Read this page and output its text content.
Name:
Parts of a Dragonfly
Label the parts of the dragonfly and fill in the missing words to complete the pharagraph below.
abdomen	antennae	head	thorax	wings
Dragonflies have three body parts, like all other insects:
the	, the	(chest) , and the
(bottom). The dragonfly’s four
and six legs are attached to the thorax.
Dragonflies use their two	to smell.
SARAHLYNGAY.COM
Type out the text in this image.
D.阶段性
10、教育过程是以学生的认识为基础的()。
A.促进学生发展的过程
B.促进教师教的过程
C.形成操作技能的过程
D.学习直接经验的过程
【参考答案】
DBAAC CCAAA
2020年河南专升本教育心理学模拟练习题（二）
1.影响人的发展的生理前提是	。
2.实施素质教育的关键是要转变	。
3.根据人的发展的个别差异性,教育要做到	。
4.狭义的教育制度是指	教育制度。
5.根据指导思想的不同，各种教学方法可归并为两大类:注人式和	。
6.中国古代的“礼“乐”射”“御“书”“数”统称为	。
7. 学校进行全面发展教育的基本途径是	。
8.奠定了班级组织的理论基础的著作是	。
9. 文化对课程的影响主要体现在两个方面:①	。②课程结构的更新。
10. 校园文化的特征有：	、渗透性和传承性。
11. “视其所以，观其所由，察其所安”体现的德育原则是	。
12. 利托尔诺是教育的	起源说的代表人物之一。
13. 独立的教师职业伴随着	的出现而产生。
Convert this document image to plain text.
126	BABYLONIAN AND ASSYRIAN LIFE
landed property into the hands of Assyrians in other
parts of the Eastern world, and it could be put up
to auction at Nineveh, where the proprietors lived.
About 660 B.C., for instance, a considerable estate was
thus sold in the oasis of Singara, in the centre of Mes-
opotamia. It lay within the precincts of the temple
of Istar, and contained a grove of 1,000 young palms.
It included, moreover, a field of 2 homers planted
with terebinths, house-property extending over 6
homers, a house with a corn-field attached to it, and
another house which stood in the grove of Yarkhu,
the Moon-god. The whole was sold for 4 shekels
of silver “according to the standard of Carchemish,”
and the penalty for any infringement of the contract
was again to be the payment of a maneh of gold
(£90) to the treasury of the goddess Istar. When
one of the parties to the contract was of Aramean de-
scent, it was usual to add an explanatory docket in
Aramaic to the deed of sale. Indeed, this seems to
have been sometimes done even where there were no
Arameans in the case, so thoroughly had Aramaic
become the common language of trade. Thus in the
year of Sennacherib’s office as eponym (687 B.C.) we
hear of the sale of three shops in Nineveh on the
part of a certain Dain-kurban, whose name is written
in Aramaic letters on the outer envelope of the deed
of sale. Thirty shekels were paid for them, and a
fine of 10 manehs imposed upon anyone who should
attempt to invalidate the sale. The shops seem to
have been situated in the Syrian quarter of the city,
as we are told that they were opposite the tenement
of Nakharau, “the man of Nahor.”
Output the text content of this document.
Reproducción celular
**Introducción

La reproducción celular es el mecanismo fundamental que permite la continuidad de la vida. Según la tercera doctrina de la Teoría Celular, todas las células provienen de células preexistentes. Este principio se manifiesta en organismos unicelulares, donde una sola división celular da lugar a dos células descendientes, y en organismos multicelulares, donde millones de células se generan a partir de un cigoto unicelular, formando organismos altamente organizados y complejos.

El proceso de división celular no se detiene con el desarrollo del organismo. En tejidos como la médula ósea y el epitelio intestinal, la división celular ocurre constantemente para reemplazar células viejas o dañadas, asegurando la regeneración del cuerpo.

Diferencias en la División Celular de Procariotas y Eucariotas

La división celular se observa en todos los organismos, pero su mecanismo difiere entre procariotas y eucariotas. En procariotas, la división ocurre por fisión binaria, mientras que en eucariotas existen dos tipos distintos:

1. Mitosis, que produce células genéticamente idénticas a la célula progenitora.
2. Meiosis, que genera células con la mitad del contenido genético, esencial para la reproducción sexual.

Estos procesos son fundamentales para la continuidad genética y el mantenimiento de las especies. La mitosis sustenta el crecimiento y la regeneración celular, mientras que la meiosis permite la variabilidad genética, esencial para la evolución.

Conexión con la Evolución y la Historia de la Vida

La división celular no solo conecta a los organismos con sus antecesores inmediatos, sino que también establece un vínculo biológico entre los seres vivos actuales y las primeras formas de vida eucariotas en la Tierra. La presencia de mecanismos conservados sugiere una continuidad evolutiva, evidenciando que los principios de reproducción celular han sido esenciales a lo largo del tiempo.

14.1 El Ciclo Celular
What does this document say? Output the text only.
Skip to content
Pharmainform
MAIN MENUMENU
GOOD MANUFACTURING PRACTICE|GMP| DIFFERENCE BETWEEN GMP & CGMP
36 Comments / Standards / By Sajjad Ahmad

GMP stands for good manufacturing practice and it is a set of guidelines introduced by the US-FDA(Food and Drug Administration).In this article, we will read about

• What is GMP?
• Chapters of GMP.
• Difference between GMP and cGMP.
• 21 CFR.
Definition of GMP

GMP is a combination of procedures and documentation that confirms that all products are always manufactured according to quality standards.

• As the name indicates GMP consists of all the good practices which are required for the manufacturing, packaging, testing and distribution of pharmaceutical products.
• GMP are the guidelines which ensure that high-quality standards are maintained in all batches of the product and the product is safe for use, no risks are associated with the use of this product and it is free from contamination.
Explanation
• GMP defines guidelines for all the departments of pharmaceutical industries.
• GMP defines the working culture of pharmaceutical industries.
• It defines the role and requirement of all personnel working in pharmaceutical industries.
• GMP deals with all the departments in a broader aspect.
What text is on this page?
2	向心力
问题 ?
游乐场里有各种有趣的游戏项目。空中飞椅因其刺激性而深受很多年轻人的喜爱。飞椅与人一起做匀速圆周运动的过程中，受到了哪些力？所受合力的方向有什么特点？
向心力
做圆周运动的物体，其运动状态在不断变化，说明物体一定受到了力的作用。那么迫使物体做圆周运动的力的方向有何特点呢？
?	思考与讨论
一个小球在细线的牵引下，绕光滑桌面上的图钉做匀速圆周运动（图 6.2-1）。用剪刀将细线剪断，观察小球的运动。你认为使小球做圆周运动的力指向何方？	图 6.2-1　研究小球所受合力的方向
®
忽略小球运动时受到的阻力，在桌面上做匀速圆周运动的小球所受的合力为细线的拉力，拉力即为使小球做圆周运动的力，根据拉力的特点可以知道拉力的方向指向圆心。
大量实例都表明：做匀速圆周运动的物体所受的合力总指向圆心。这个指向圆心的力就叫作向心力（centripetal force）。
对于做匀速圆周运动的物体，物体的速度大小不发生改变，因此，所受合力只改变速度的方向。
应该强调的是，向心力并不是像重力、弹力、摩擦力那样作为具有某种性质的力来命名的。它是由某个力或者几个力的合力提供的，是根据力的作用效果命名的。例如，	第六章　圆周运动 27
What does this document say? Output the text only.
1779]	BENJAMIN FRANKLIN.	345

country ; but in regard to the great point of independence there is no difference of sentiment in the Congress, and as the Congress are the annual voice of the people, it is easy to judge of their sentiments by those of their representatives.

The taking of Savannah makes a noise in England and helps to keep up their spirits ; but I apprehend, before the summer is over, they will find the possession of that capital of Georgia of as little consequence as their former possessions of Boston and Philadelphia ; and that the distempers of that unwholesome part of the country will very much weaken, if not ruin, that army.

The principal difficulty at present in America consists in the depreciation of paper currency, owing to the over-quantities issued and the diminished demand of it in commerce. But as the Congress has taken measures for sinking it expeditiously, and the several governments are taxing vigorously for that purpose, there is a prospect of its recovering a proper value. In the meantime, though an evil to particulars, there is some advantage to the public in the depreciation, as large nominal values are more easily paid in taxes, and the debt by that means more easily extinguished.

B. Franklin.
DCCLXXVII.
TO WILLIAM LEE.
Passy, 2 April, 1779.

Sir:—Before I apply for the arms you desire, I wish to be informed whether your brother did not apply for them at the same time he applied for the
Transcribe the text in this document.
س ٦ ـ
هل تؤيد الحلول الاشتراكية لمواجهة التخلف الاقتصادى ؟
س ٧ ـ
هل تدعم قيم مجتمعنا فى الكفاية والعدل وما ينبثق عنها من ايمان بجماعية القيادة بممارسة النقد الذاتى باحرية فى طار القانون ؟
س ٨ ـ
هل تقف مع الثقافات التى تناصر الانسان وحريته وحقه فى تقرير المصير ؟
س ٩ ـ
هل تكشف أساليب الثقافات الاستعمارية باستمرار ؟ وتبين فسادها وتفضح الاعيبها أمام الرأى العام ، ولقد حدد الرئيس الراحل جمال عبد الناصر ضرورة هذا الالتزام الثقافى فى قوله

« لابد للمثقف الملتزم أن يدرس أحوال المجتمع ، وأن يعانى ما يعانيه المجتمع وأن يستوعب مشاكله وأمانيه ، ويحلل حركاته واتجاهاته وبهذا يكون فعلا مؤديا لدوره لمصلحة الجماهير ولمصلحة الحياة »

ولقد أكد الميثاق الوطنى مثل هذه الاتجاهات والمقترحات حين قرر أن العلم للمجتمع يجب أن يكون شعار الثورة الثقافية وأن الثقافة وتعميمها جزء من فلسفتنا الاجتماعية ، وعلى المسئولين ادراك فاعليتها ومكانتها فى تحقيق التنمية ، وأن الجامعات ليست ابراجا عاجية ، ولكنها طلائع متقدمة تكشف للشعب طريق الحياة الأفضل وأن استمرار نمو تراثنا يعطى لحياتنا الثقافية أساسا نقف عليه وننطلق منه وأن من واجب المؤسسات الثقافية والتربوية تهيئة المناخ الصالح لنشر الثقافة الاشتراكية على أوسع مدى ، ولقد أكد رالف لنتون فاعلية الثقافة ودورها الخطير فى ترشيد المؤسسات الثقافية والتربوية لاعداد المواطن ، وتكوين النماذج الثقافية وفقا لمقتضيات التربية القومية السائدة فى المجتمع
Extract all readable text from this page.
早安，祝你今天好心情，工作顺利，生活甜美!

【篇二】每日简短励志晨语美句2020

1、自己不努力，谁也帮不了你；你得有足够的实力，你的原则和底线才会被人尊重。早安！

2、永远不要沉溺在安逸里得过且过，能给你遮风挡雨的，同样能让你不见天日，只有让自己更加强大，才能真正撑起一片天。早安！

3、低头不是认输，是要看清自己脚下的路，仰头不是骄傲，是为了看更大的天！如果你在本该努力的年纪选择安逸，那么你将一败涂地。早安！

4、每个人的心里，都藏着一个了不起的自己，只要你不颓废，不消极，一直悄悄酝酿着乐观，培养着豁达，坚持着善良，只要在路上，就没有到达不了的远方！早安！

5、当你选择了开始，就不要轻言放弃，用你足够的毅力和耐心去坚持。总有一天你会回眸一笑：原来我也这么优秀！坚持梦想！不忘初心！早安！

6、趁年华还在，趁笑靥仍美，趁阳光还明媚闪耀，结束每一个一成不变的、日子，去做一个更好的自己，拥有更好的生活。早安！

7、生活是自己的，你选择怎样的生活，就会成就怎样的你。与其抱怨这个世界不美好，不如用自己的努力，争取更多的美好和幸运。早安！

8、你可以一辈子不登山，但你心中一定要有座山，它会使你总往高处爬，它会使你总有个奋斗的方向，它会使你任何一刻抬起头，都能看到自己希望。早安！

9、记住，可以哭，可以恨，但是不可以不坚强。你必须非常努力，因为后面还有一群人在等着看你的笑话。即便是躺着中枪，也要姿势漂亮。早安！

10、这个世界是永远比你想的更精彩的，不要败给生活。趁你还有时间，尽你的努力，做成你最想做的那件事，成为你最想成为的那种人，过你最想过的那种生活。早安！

——————

=== The problem ===
Filter the records down to the lines that contain the string "according", and copy those lines.

=== Answer below ===
of silver “according to the standard of Carchemish,”
GMP is a combination of procedures and documentation that confirms that all products are always manufactured according to quality standards.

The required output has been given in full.